**EXERCISE DIRECTIONS**
Restate the whole listing word for word. Pictures are left out.

= = = =

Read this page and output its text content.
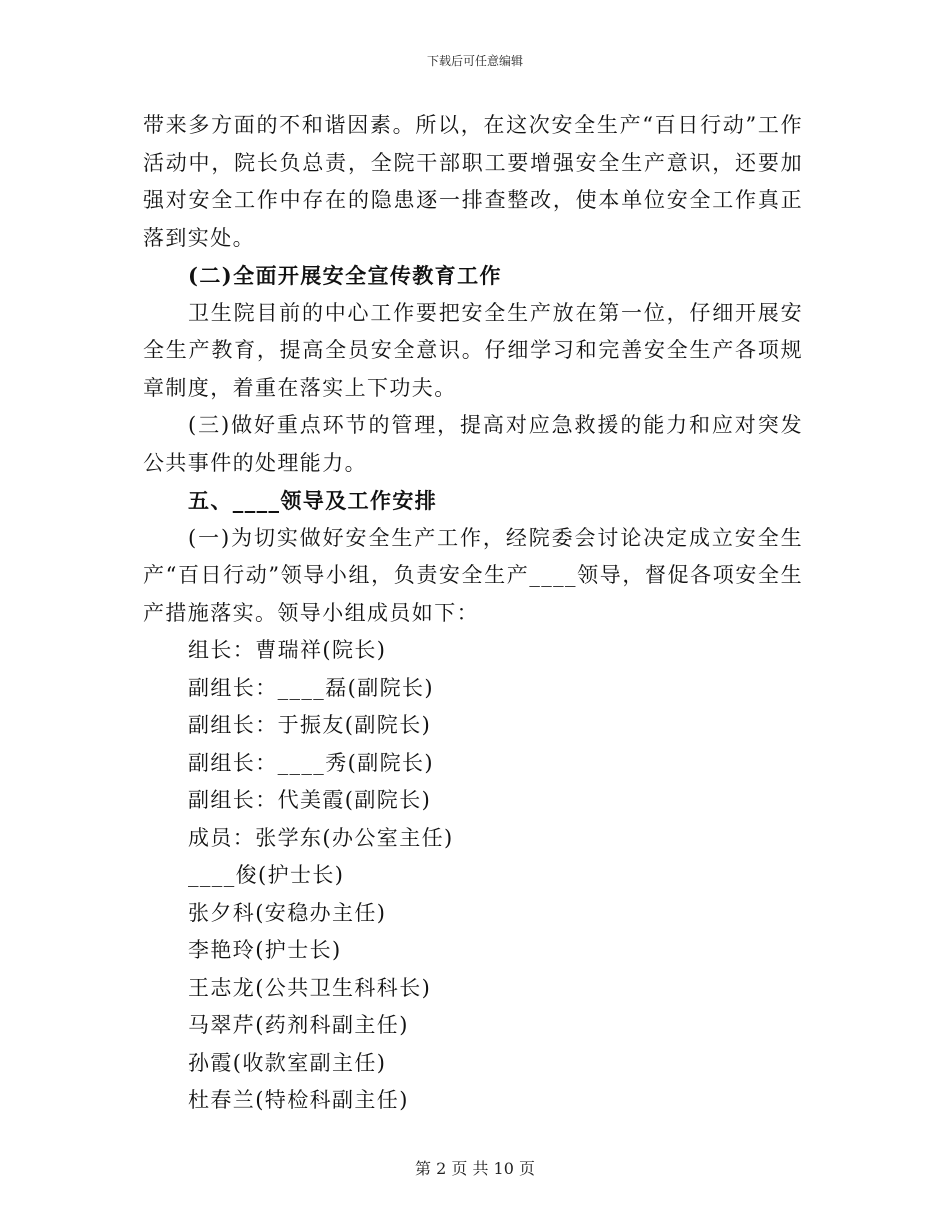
下载后可任意编辑

带来多方面的不和谐因素。所以，在这次安全生产“百日行动”工作活动中，院长负总责，全院干部职工要增强安全生产意识，还要加强对安全工作中存在的隐患逐一排查整改，使本单位安全工作真正落到实处。

(二)全面开展安全宣传教育工作

卫生院目前的中心工作要把安全生产放在第一位，仔细开展安全生产教育，提高全员安全意识。仔细学习和完善安全生产各项规章制度，着重在落实上下功夫。

(三)做好重点环节的管理，提高对应急救援的能力和应对突发公共事件的处理能力。

五、____领导及工作安排

(一)为切实做好安全生产工作，经院委会讨论决定成立安全生产“百日行动”领导小组，负责安全生产____领导，督促各项安全生产措施落实。领导小组成员如下：

组长：曹瑞祥(院长)

副组长：____磊(副院长)

副组长：于振友(副院长)

副组长：____秀(副院长)

副组长：代美霞(副院长)

成员：张学东(办公室主任)

____俊(护士长)

张夕科(安稳办主任)

李艳玲(护士长)

王志龙(公共卫生科科长)

马翠芹(药剂科副主任)

孙霞(收款室副主任)

杜春兰(特检科副主任)

第 2 页 共 10 页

= = = =

**OUTPUT OF THE TASK**
Read this page and output its text content.
下载后可任意编辑

带来多方面的不和谐因素。所以，在这次安全生产“百日行动”工作活动中，院长负总责，全院干部职工要增强安全生产意识，还要加强对安全工作中存在的隐患逐一排查整改，使本单位安全工作真正落到实处。

(二)全面开展安全宣传教育工作

卫生院目前的中心工作要把安全生产放在第一位，仔细开展安全生产教育，提高全员安全意识。仔细学习和完善安全生产各项规章制度，着重在落实上下功夫。

(三)做好重点环节的管理，提高对应急救援的能力和应对突发公共事件的处理能力。

五、____领导及工作安排

(一)为切实做好安全生产工作，经院委会讨论决定成立安全生产“百日行动”领导小组，负责安全生产____领导，督促各项安全生产措施落实。领导小组成员如下：

组长：曹瑞祥(院长)

副组长：____磊(副院长)

副组长：于振友(副院长)

副组长：____秀(副院长)

副组长：代美霞(副院长)

成员：张学东(办公室主任)

____俊(护士长)

张夕科(安稳办主任)

李艳玲(护士长)

王志龙(公共卫生科科长)

马翠芹(药剂科副主任)

孙霞(收款室副主任)

杜春兰(特检科副主任)

第 2 页 共 10 页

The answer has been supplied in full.